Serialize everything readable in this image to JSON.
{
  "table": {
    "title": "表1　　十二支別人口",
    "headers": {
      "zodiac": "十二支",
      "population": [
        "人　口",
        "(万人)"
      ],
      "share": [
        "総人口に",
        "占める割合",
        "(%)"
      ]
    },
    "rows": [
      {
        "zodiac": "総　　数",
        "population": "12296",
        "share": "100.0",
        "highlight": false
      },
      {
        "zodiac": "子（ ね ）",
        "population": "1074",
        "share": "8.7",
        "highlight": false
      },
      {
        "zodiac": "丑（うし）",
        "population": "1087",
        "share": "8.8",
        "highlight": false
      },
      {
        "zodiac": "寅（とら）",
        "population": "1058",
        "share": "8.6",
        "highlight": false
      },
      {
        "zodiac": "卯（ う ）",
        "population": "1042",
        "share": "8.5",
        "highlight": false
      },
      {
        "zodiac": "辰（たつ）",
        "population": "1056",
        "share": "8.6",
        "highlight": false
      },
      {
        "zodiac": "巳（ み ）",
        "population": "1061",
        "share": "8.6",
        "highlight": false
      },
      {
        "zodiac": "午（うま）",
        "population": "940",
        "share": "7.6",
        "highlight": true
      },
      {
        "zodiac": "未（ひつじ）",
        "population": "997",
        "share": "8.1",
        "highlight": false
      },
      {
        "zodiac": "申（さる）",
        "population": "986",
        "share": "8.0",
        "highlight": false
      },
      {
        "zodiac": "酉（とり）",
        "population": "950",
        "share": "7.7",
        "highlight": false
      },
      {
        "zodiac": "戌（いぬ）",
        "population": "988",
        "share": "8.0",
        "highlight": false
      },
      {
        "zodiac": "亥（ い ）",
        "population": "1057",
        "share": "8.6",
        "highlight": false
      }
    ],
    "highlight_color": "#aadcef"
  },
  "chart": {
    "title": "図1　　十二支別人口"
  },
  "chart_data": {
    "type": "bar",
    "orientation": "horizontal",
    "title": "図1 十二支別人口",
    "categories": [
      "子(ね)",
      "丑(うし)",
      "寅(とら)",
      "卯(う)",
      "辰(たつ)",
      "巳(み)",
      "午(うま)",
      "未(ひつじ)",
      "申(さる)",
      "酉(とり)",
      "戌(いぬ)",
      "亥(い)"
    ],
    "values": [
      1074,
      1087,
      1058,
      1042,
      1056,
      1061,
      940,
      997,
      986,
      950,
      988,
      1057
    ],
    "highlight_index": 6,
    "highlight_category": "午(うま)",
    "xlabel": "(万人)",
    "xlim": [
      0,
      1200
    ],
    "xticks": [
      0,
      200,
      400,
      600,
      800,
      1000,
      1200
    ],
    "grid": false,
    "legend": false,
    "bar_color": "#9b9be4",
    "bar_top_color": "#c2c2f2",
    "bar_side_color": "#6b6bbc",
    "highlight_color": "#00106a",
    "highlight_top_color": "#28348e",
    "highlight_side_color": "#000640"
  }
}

• Short task: Read the entries and select each line where the word "十二支別人口" is found.

• Response below:
    "title": "表1　　十二支別人口",
    "title": "図1　　十二支別人口"
    "title": "図1 十二支別人口",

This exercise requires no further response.